▶ Task brief
Gather the lines that hold the string "Nguyễn".

Data excerpts

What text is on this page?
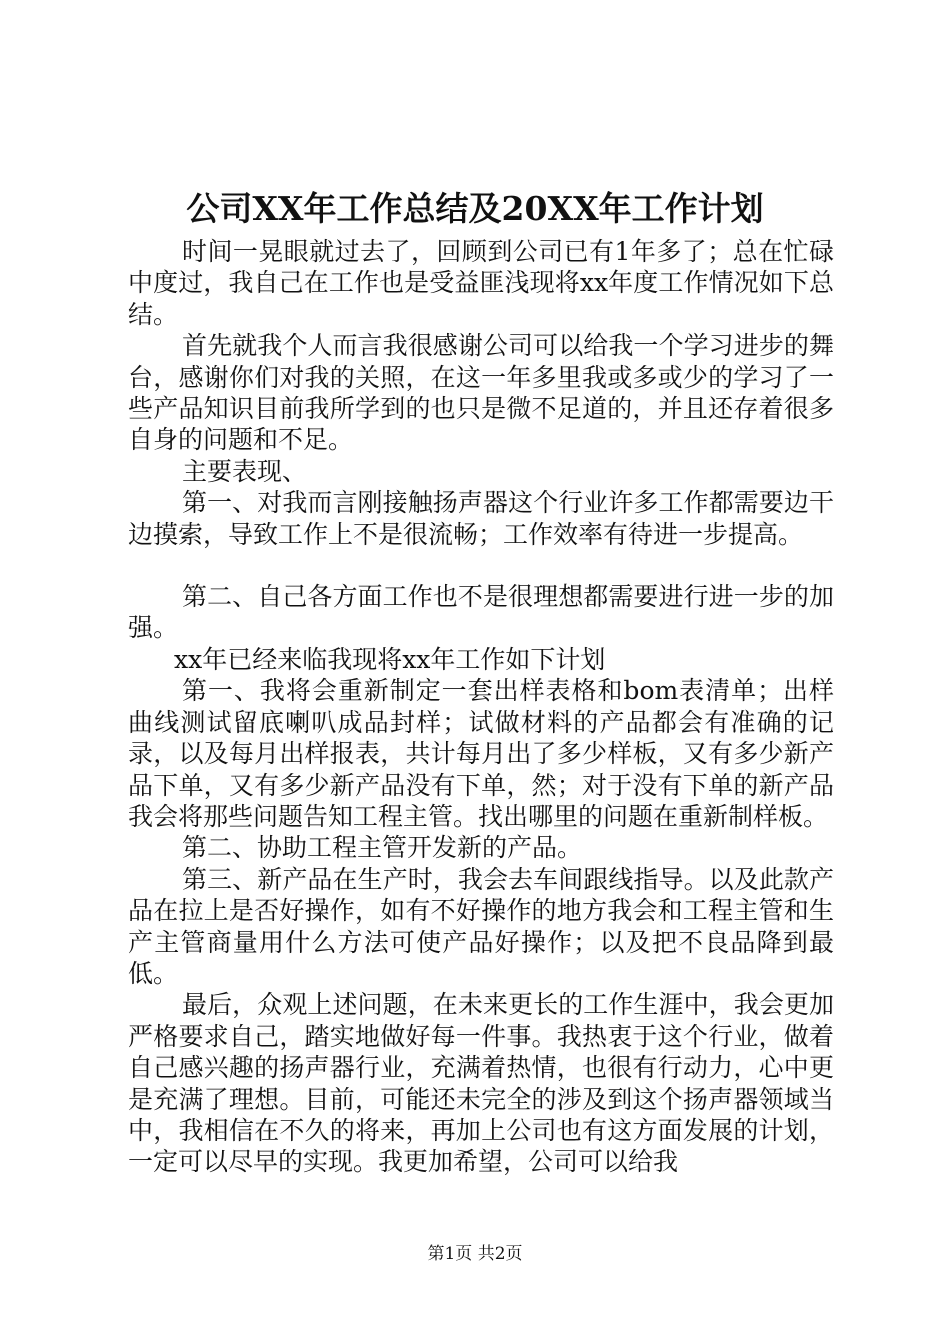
公司XX年工作总结及20XX年工作计划

时间一晃眼就过去了，回顾到公司已有1年多了；总在忙碌中度过，我自己在工作也是受益匪浅现将xx年度工作情况如下总结。

首先就我个人而言我很感谢公司可以给我一个学习进步的舞台，感谢你们对我的关照，在这一年多里我或多或少的学习了一些产品知识目前我所学到的也只是微不足道的，并且还存着很多自身的问题和不足。

主要表现、

第一、对我而言刚接触扬声器这个行业许多工作都需要边干边摸索，导致工作上不是很流畅；工作效率有待进一步提高。

第二、自己各方面工作也不是很理想都需要进行进一步的加强。

xx年已经来临我现将xx年工作如下计划

第一、我将会重新制定一套出样表格和bom表清单；出样曲线测试留底喇叭成品封样；试做材料的产品都会有准确的记录，以及每月出样报表，共计每月出了多少样板，又有多少新产品下单，又有多少新产品没有下单，然；对于没有下单的新产品我会将那些问题告知工程主管。找出哪里的问题在重新制样板。

第二、协助工程主管开发新的产品。

第三、新产品在生产时，我会去车间跟线指导。以及此款产品在拉上是否好操作，如有不好操作的地方我会和工程主管和生产主管商量用什么方法可使产品好操作；以及把不良品降到最低。

最后，众观上述问题，在未来更长的工作生涯中，我会更加严格要求自己，踏实地做好每一件事。我热衷于这个行业，做着自己感兴趣的扬声器行业，充满着热情，也很有行动力，心中更是充满了理想。目前，可能还未完全的涉及到这个扬声器领域当中，我相信在不久的将来，再加上公司也有这方面发展的计划，一定可以尽早的实现。我更加希望，公司可以给我

第1页 共2页
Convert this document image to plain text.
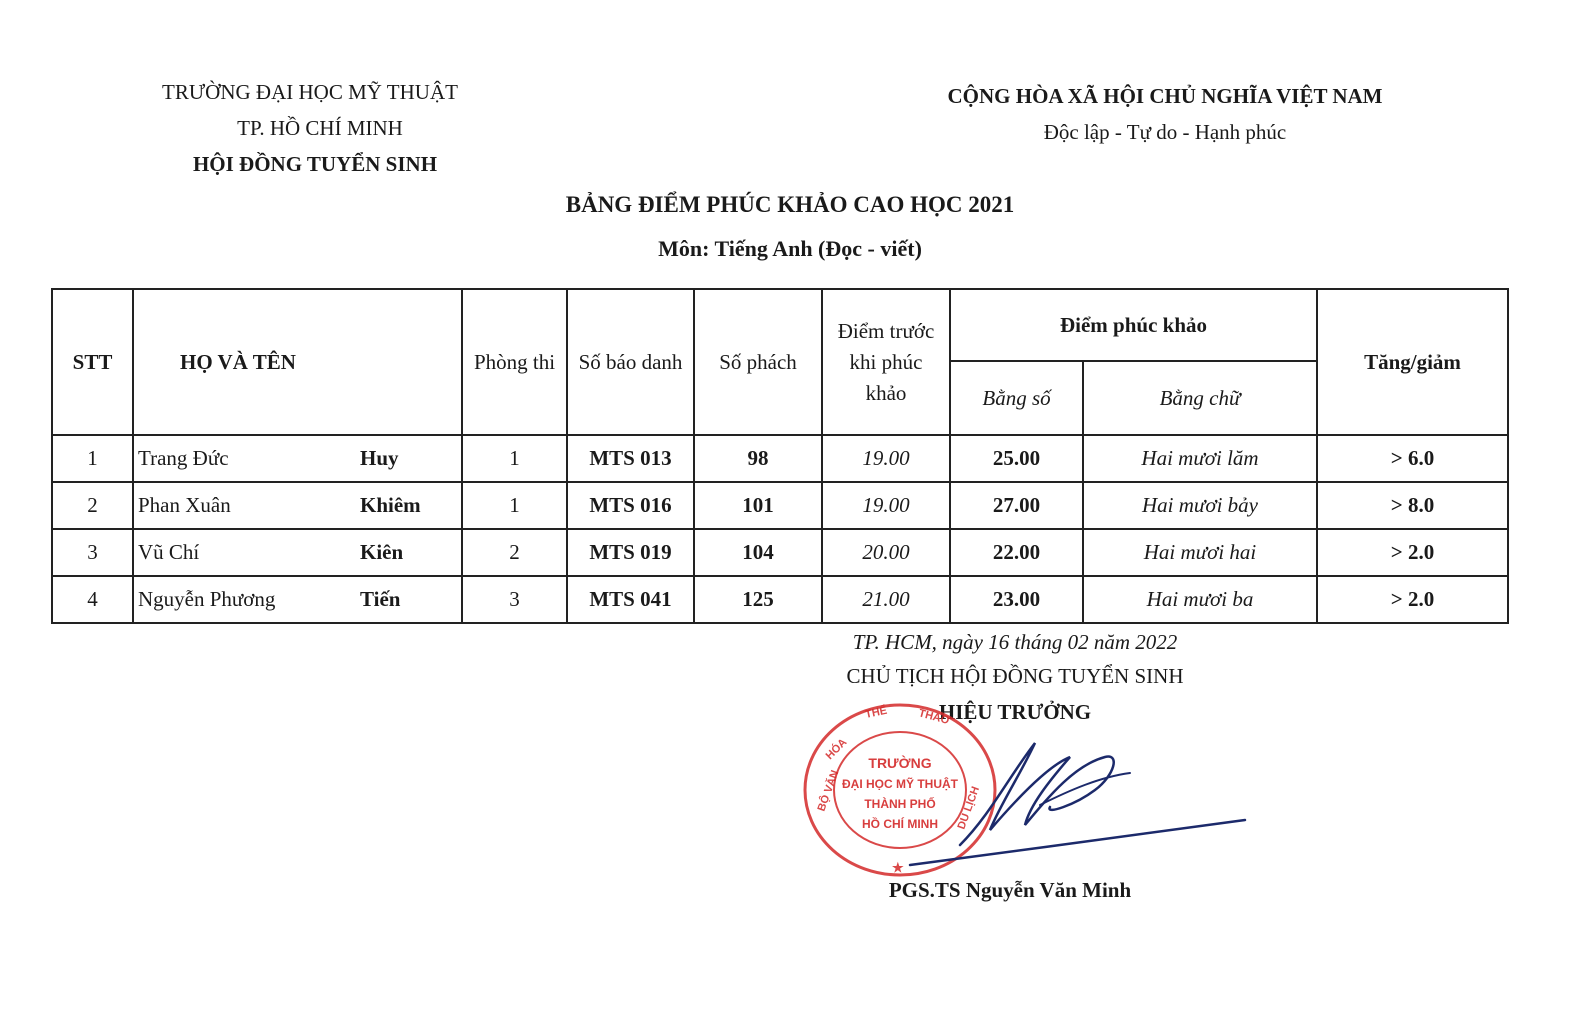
TRƯỜNG ĐẠI HỌC MỸ THUẬT
TP. HỒ CHÍ MINH
HỘI ĐỒNG TUYỂN SINH
CỘNG HÒA XÃ HỘI CHỦ NGHĨA VIỆT NAM
Độc lập - Tự do - Hạnh phúc
BẢNG ĐIỂM PHÚC KHẢO CAO HỌC 2021
Môn: Tiếng Anh (Đọc - viết)
STT	HỌ VÀ TÊN	Phòng thi	Số báo danh	Số phách	Điểm trước
khi phúc
khảo	Điểm phúc khảo		Tăng/giảm
						Bằng số	Bằng chữ	
1	Trang Đức Huy	1	MTS 013	98	19.00	25.00	Hai mươi lăm	> 6.0
2	Phan Xuân Khiêm	1	MTS 016	101	19.00	27.00	Hai mươi bảy	> 8.0
3	Vũ Chí Kiên	2	MTS 019	104	20.00	22.00	Hai mươi hai	> 2.0
4	Nguyễn Phương Tiến	3	MTS 041	125	21.00	23.00	Hai mươi ba	> 2.0
TP. HCM, ngày 16 tháng 02 năm 2022
CHỦ TỊCH HỘI ĐỒNG TUYỂN SINH
HIỆU TRƯỞNG
TRƯỜNG
ĐẠI HỌC MỸ THUẬT
THÀNH PHỐ
HỒ CHÍ MINH
BỘ VĂN
HÓA
THỂ	THAO
DU LỊCH
★
PGS.TS Nguyễn Văn Minh
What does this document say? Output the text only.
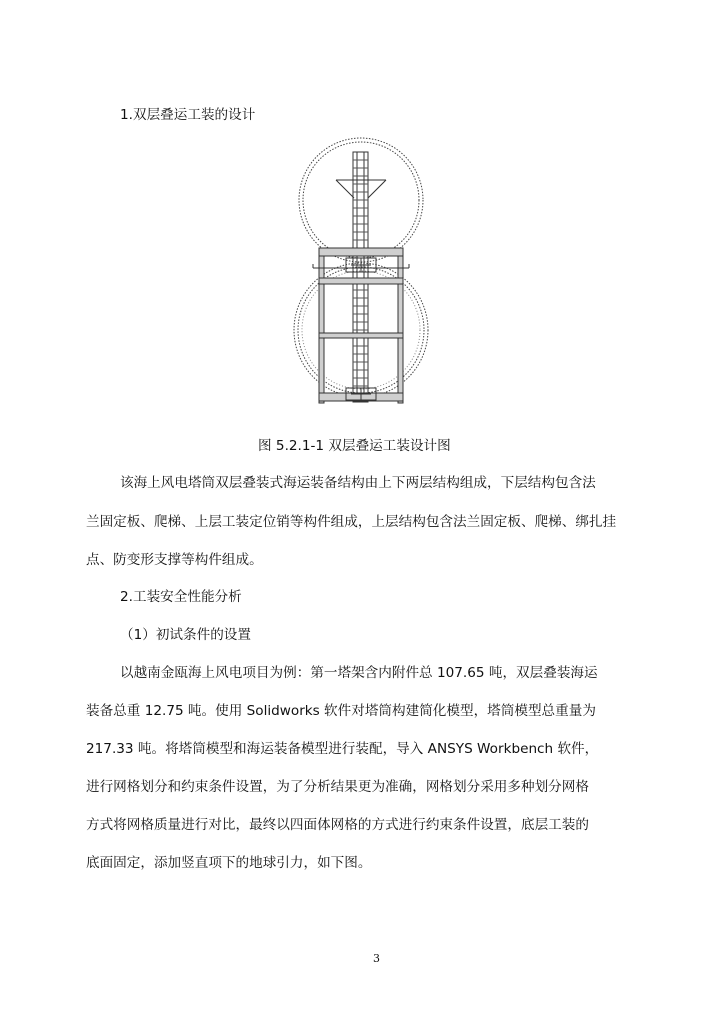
1.双层叠运工装的设计
图 5.2.1-1 双层叠运工装设计图
该海上风电塔筒双层叠装式海运装备结构由上下两层结构组成，下层结构包含法
兰固定板、爬梯、上层工装定位销等构件组成，上层结构包含法兰固定板、爬梯、绑扎挂
点、防变形支撑等构件组成。
2.工装安全性能分析
（1）初试条件的设置
以越南金瓯海上风电项目为例：第一塔架含内附件总 107.65 吨，双层叠装海运
装备总重 12.75 吨。使用 Solidworks 软件对塔筒构建简化模型，塔筒模型总重量为
217.33 吨。将塔筒模型和海运装备模型进行装配，导入 ANSYS Workbench 软件，
进行网格划分和约束条件设置，为了分析结果更为准确，网格划分采用多种划分网格
方式将网格质量进行对比，最终以四面体网格的方式进行约束条件设置，底层工装的
底面固定，添加竖直项下的地球引力，如下图。
3
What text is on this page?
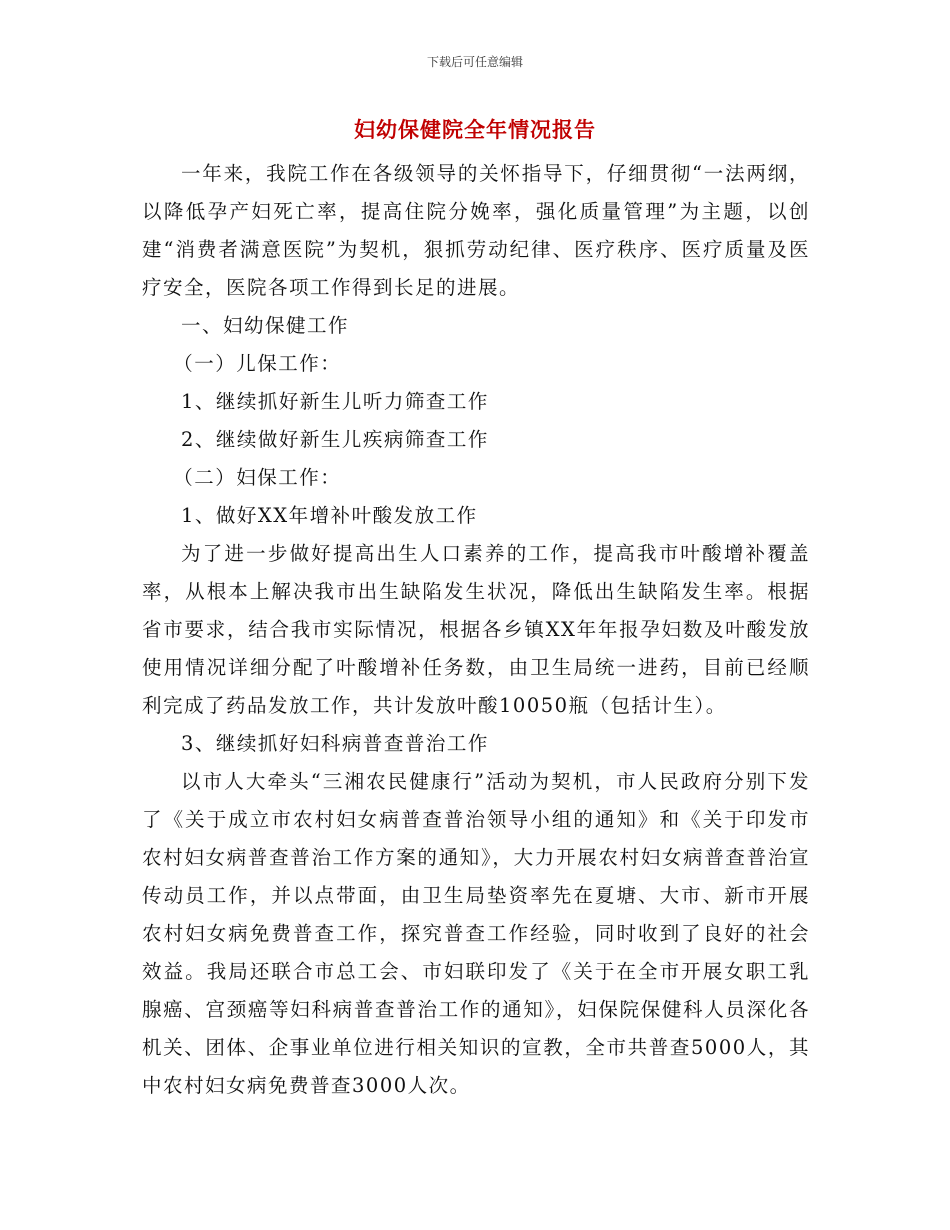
下载后可任意编辑
妇幼保健院全年情况报告

一年来，我院工作在各级领导的关怀指导下，仔细贯彻“一法两纲，以降低孕产妇死亡率，提高住院分娩率，强化质量管理”为主题，以创建“消费者满意医院”为契机，狠抓劳动纪律、医疗秩序、医疗质量及医疗安全，医院各项工作得到长足的进展。

一、妇幼保健工作

（一）儿保工作：

1、继续抓好新生儿听力筛查工作

2、继续做好新生儿疾病筛查工作

（二）妇保工作：

1、做好XX年增补叶酸发放工作

为了进一步做好提高出生人口素养的工作，提高我市叶酸增补覆盖率，从根本上解决我市出生缺陷发生状况，降低出生缺陷发生率。根据省市要求，结合我市实际情况，根据各乡镇XX年年报孕妇数及叶酸发放使用情况详细分配了叶酸增补任务数，由卫生局统一进药，目前已经顺利完成了药品发放工作，共计发放叶酸10050瓶（包括计生）。

3、继续抓好妇科病普查普治工作

以市人大牵头“三湘农民健康行”活动为契机，市人民政府分别下发了《关于成立市农村妇女病普查普治领导小组的通知》和《关于印发市农村妇女病普查普治工作方案的通知》，大力开展农村妇女病普查普治宣传动员工作，并以点带面，由卫生局垫资率先在夏塘、大市、新市开展农村妇女病免费普查工作，探究普查工作经验，同时收到了良好的社会效益。我局还联合市总工会、市妇联印发了《关于在全市开展女职工乳腺癌、宫颈癌等妇科病普查普治工作的通知》，妇保院保健科人员深化各机关、团体、企事业单位进行相关知识的宣教，全市共普查5000人，其中农村妇女病免费普查3000人次。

▶ Output of the exercise
4	Nguyễn Phương Tiến	3	MTS 041	125	21.00	23.00	Hai mươi ba	> 2.0
PGS.TS Nguyễn Văn Minh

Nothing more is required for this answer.